▸ **JOB**
Locate the word "novo" in the data below, then copy every line that holds it.

--- GIVEN INFORMATION ---

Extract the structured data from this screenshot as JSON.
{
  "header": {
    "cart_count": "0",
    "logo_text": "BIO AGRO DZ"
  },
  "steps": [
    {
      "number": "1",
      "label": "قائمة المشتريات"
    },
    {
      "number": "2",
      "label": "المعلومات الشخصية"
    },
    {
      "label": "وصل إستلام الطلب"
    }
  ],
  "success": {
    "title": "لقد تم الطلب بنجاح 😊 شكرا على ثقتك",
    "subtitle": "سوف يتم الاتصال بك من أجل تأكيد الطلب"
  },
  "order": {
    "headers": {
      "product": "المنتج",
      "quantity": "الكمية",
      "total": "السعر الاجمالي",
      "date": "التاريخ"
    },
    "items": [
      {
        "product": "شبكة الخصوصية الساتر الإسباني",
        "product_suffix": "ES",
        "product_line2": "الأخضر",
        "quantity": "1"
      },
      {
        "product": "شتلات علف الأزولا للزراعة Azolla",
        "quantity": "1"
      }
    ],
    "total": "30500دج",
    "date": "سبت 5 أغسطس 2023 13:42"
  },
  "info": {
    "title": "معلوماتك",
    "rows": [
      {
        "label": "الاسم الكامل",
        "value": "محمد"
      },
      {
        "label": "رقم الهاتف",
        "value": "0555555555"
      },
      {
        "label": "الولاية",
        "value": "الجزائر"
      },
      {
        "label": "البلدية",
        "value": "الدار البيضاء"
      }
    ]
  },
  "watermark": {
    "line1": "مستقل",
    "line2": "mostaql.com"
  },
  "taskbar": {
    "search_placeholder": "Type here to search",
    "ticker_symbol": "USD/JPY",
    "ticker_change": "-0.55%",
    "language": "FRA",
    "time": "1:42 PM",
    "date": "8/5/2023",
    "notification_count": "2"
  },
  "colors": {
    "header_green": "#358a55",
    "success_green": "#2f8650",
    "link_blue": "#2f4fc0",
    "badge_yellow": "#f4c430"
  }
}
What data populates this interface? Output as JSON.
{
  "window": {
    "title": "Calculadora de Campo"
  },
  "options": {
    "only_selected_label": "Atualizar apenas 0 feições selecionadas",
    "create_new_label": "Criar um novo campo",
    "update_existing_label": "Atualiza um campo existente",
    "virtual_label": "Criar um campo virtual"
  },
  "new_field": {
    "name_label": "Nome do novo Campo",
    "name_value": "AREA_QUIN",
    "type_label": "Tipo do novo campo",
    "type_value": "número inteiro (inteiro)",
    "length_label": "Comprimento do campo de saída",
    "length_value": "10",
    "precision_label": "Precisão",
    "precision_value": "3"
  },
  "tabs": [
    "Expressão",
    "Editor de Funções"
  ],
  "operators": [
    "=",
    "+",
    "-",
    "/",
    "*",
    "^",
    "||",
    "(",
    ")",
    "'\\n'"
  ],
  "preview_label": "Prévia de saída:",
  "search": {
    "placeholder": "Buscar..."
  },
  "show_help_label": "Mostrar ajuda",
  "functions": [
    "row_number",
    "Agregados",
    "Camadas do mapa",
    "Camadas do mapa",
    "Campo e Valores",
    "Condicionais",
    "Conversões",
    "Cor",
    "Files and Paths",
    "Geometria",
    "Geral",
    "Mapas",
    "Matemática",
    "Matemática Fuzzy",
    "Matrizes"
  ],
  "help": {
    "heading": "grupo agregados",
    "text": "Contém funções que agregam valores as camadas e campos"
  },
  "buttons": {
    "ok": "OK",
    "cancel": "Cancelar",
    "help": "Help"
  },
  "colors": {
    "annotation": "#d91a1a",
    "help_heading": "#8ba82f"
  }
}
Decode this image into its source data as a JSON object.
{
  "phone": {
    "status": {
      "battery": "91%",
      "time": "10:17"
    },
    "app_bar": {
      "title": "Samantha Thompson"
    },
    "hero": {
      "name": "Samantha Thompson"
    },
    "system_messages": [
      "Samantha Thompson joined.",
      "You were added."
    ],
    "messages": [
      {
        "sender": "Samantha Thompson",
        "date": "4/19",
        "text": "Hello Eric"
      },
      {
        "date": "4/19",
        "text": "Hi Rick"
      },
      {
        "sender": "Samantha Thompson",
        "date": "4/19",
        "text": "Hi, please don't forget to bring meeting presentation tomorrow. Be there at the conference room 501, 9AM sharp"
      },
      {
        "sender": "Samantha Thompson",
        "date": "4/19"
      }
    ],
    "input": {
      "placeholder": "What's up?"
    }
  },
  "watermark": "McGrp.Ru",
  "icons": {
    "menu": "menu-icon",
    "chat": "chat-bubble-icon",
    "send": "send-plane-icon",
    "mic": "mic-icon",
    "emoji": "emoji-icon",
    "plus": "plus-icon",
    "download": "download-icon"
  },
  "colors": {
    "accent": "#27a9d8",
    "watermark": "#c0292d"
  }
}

---

▸ **TASK OUTPUT**
    "create_new_label": "Criar um novo campo",
    "name_label": "Nome do novo Campo",
    "type_label": "Tipo do novo campo",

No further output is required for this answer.